**Exercise task**
Copy out all of the material exactly as presented.

--- START OF Supplied records ---

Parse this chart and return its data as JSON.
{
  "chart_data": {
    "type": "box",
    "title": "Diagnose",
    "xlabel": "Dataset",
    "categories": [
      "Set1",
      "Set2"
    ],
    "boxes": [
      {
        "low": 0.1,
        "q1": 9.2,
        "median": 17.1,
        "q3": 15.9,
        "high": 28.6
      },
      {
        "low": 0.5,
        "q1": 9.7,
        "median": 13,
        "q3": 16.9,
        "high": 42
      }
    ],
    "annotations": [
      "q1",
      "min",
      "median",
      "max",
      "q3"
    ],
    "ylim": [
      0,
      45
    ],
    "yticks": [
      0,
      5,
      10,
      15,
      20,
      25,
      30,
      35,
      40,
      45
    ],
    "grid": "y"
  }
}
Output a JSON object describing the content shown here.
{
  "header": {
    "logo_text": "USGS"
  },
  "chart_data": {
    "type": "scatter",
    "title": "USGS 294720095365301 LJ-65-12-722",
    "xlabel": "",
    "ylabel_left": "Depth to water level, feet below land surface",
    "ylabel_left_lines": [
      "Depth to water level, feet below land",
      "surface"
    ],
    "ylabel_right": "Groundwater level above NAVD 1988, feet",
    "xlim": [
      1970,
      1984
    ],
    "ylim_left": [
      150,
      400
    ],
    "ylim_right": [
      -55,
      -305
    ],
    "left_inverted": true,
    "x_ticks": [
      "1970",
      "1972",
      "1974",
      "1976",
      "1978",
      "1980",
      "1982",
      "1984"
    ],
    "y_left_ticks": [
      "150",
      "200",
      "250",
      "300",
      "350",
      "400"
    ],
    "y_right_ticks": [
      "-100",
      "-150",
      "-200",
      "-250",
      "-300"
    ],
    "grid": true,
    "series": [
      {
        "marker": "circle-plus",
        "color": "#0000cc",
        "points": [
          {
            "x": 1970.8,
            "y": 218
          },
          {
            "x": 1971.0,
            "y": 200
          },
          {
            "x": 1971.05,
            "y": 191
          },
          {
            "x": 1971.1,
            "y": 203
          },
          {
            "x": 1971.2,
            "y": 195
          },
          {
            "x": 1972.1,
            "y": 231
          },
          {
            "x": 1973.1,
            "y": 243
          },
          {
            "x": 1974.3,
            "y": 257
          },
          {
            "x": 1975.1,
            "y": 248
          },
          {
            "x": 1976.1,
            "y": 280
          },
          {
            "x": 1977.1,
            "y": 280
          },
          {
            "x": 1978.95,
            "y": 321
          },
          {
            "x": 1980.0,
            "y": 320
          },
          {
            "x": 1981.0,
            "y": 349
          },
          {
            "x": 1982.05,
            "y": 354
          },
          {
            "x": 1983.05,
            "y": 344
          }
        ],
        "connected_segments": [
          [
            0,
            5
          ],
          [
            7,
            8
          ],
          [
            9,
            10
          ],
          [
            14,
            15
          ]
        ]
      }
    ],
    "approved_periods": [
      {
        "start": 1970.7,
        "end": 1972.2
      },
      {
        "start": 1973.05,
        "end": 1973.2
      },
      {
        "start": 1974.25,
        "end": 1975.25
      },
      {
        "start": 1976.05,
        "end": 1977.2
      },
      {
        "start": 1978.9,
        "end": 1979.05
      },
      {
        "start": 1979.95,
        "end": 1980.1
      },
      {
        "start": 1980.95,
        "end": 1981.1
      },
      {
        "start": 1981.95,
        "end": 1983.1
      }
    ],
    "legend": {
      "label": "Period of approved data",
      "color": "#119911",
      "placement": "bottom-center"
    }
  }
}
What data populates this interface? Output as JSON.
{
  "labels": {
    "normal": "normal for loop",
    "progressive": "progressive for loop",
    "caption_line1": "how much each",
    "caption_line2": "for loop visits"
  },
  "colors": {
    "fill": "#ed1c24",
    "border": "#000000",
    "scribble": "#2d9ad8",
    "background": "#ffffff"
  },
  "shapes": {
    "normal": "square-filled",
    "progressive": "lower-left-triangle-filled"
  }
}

--- END OF Supplied records ---

**Task result**
Parse this chart and return its data as JSON.
{
  "chart_data": {
    "type": "box",
    "title": "Diagnose",
    "xlabel": "Dataset",
    "categories": [
      "Set1",
      "Set2"
    ],
    "boxes": [
      {
        "low": 0.1,
        "q1": 9.2,
        "median": 17.1,
        "q3": 15.9,
        "high": 28.6
      },
      {
        "low": 0.5,
        "q1": 9.7,
        "median": 13,
        "q3": 16.9,
        "high": 42
      }
    ],
    "annotations": [
      "q1",
      "min",
      "median",
      "max",
      "q3"
    ],
    "ylim": [
      0,
      45
    ],
    "yticks": [
      0,
      5,
      10,
      15,
      20,
      25,
      30,
      35,
      40,
      45
    ],
    "grid": "y"
  }
}
Output a JSON object describing the content shown here.
{
  "header": {
    "logo_text": "USGS"
  },
  "chart_data": {
    "type": "scatter",
    "title": "USGS 294720095365301 LJ-65-12-722",
    "xlabel": "",
    "ylabel_left": "Depth to water level, feet below land surface",
    "ylabel_left_lines": [
      "Depth to water level, feet below land",
      "surface"
    ],
    "ylabel_right": "Groundwater level above NAVD 1988, feet",
    "xlim": [
      1970,
      1984
    ],
    "ylim_left": [
      150,
      400
    ],
    "ylim_right": [
      -55,
      -305
    ],
    "left_inverted": true,
    "x_ticks": [
      "1970",
      "1972",
      "1974",
      "1976",
      "1978",
      "1980",
      "1982",
      "1984"
    ],
    "y_left_ticks": [
      "150",
      "200",
      "250",
      "300",
      "350",
      "400"
    ],
    "y_right_ticks": [
      "-100",
      "-150",
      "-200",
      "-250",
      "-300"
    ],
    "grid": true,
    "series": [
      {
        "marker": "circle-plus",
        "color": "#0000cc",
        "points": [
          {
            "x": 1970.8,
            "y": 218
          },
          {
            "x": 1971.0,
            "y": 200
          },
          {
            "x": 1971.05,
            "y": 191
          },
          {
            "x": 1971.1,
            "y": 203
          },
          {
            "x": 1971.2,
            "y": 195
          },
          {
            "x": 1972.1,
            "y": 231
          },
          {
            "x": 1973.1,
            "y": 243
          },
          {
            "x": 1974.3,
            "y": 257
          },
          {
            "x": 1975.1,
            "y": 248
          },
          {
            "x": 1976.1,
            "y": 280
          },
          {
            "x": 1977.1,
            "y": 280
          },
          {
            "x": 1978.95,
            "y": 321
          },
          {
            "x": 1980.0,
            "y": 320
          },
          {
            "x": 1981.0,
            "y": 349
          },
          {
            "x": 1982.05,
            "y": 354
          },
          {
            "x": 1983.05,
            "y": 344
          }
        ],
        "connected_segments": [
          [
            0,
            5
          ],
          [
            7,
            8
          ],
          [
            9,
            10
          ],
          [
            14,
            15
          ]
        ]
      }
    ],
    "approved_periods": [
      {
        "start": 1970.7,
        "end": 1972.2
      },
      {
        "start": 1973.05,
        "end": 1973.2
      },
      {
        "start": 1974.25,
        "end": 1975.25
      },
      {
        "start": 1976.05,
        "end": 1977.2
      },
      {
        "start": 1978.9,
        "end": 1979.05
      },
      {
        "start": 1979.95,
        "end": 1980.1
      },
      {
        "start": 1980.95,
        "end": 1981.1
      },
      {
        "start": 1981.95,
        "end": 1983.1
      }
    ],
    "legend": {
      "label": "Period of approved data",
      "color": "#119911",
      "placement": "bottom-center"
    }
  }
}
What data populates this interface? Output as JSON.
{
  "labels": {
    "normal": "normal for loop",
    "progressive": "progressive for loop",
    "caption_line1": "how much each",
    "caption_line2": "for loop visits"
  },
  "colors": {
    "fill": "#ed1c24",
    "border": "#000000",
    "scribble": "#2d9ad8",
    "background": "#ffffff"
  },
  "shapes": {
    "normal": "square-filled",
    "progressive": "lower-left-triangle-filled"
  }
}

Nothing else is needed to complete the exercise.